» Task prompt
Write out the records that appear below, verbatim and complete, but without pictures.
BEGIN Source records
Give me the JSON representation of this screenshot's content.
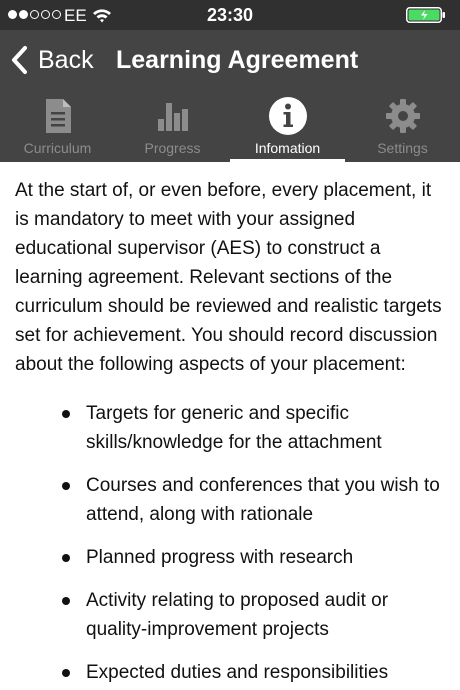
{
  "status_bar": {
    "carrier": "EE",
    "time": "23:30",
    "signal_filled": 2,
    "signal_total": 5,
    "battery_color": "#4cd964"
  },
  "nav": {
    "back_label": "Back",
    "title": "Learning Agreement"
  },
  "tabs": [
    {
      "label": "Curriculum",
      "icon": "document-icon",
      "active": false
    },
    {
      "label": "Progress",
      "icon": "bar-chart-icon",
      "active": false
    },
    {
      "label": "Infomation",
      "icon": "info-icon",
      "active": true
    },
    {
      "label": "Settings",
      "icon": "gear-icon",
      "active": false
    }
  ],
  "content": {
    "intro": "At the start of, or even before, every placement, it is mandatory to meet with your assigned educational supervisor (AES) to construct a learning agreement. Relevant sections of the curriculum should be reviewed and realistic targets set for achievement. You should record discussion about the following aspects of your placement:",
    "bullets": [
      "Targets for generic and specific skills/knowledge for the attachment",
      "Courses and conferences that you wish to attend, along with rationale",
      "Planned progress with research",
      "Activity relating to proposed audit or quality-improvement projects",
      "Expected duties and responsibilities"
    ]
  },
  "colors": {
    "nav_background": "#444444",
    "status_background": "#303030",
    "inactive_tab": "#8c8c8c",
    "active_tab": "#ffffff"
  }
}
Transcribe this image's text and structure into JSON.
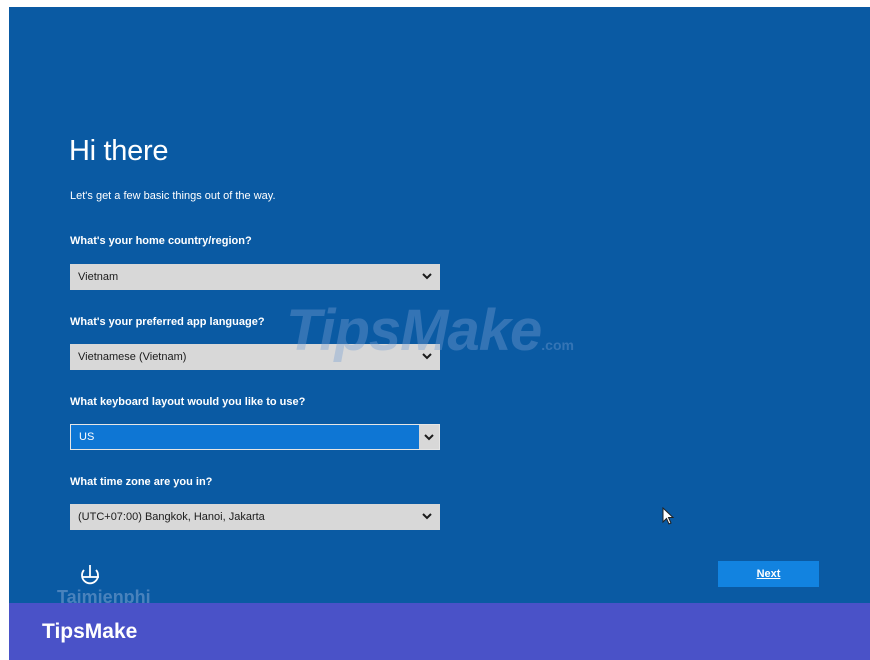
{
  "setup": {
    "title": "Hi there",
    "subtitle": "Let's get a few basic things out of the way.",
    "country_label": "What's your home country/region?",
    "country_value": "Vietnam",
    "language_label": "What's your preferred app language?",
    "language_value": "Vietnamese (Vietnam)",
    "keyboard_label": "What keyboard layout would you like to use?",
    "keyboard_value": "US",
    "timezone_label": "What time zone are you in?",
    "timezone_value": "(UTC+07:00) Bangkok, Hanoi, Jakarta",
    "next_label": "Next"
  },
  "watermarks": {
    "center": "TipsMake",
    "center_suffix": ".com",
    "lower_left": "Taimienphi"
  },
  "branding": {
    "footer_text": "TipsMake"
  },
  "colors": {
    "background": "#0a5aa3",
    "focused_select": "#0e76d4",
    "next_button": "#1283e0",
    "brand_bar": "#4a52c8"
  },
  "icons": {
    "accessibility": "ease-of-access-icon",
    "dropdown": "chevron-down-icon",
    "pointer": "mouse-cursor-icon"
  }
}
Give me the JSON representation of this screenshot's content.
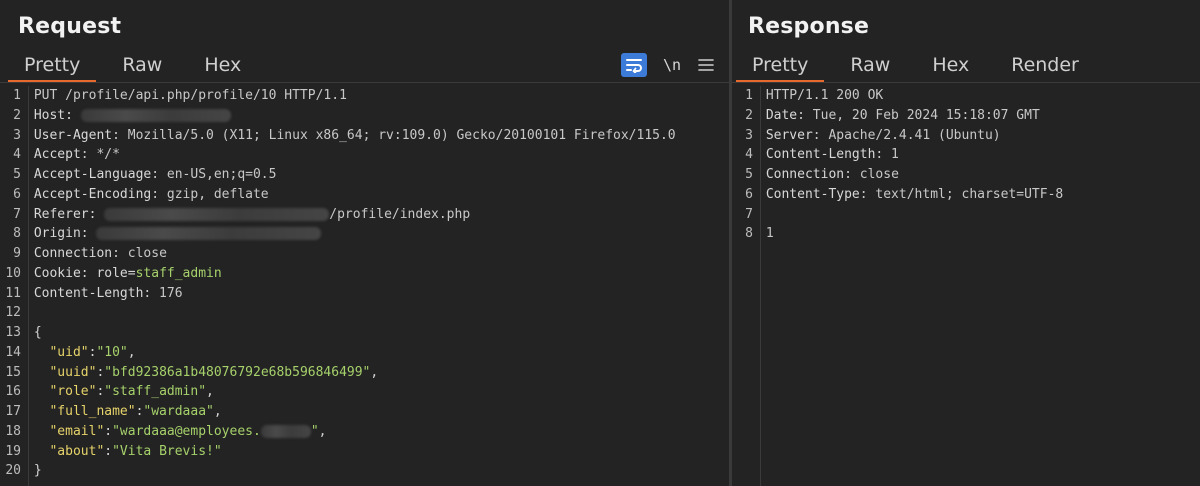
END Source records
» Output for this task
Give me the JSON representation of this screenshot's content.
{
  "status_bar": {
    "carrier": "EE",
    "time": "23:30",
    "signal_filled": 2,
    "signal_total": 5,
    "battery_color": "#4cd964"
  },
  "nav": {
    "back_label": "Back",
    "title": "Learning Agreement"
  },
  "tabs": [
    {
      "label": "Curriculum",
      "icon": "document-icon",
      "active": false
    },
    {
      "label": "Progress",
      "icon": "bar-chart-icon",
      "active": false
    },
    {
      "label": "Infomation",
      "icon": "info-icon",
      "active": true
    },
    {
      "label": "Settings",
      "icon": "gear-icon",
      "active": false
    }
  ],
  "content": {
    "intro": "At the start of, or even before, every placement, it is mandatory to meet with your assigned educational supervisor (AES) to construct a learning agreement. Relevant sections of the curriculum should be reviewed and realistic targets set for achievement. You should record discussion about the following aspects of your placement:",
    "bullets": [
      "Targets for generic and specific skills/knowledge for the attachment",
      "Courses and conferences that you wish to attend, along with rationale",
      "Planned progress with research",
      "Activity relating to proposed audit or quality-improvement projects",
      "Expected duties and responsibilities"
    ]
  },
  "colors": {
    "nav_background": "#444444",
    "status_background": "#303030",
    "inactive_tab": "#8c8c8c",
    "active_tab": "#ffffff"
  }
}
Transcribe this image's text and structure into JSON.
{
  "setup": {
    "title": "Hi there",
    "subtitle": "Let's get a few basic things out of the way.",
    "country_label": "What's your home country/region?",
    "country_value": "Vietnam",
    "language_label": "What's your preferred app language?",
    "language_value": "Vietnamese (Vietnam)",
    "keyboard_label": "What keyboard layout would you like to use?",
    "keyboard_value": "US",
    "timezone_label": "What time zone are you in?",
    "timezone_value": "(UTC+07:00) Bangkok, Hanoi, Jakarta",
    "next_label": "Next"
  },
  "watermarks": {
    "center": "TipsMake",
    "center_suffix": ".com",
    "lower_left": "Taimienphi"
  },
  "branding": {
    "footer_text": "TipsMake"
  },
  "colors": {
    "background": "#0a5aa3",
    "focused_select": "#0e76d4",
    "next_button": "#1283e0",
    "brand_bar": "#4a52c8"
  },
  "icons": {
    "accessibility": "ease-of-access-icon",
    "dropdown": "chevron-down-icon",
    "pointer": "mouse-cursor-icon"
  }
}
Give me the JSON representation of this screenshot's content.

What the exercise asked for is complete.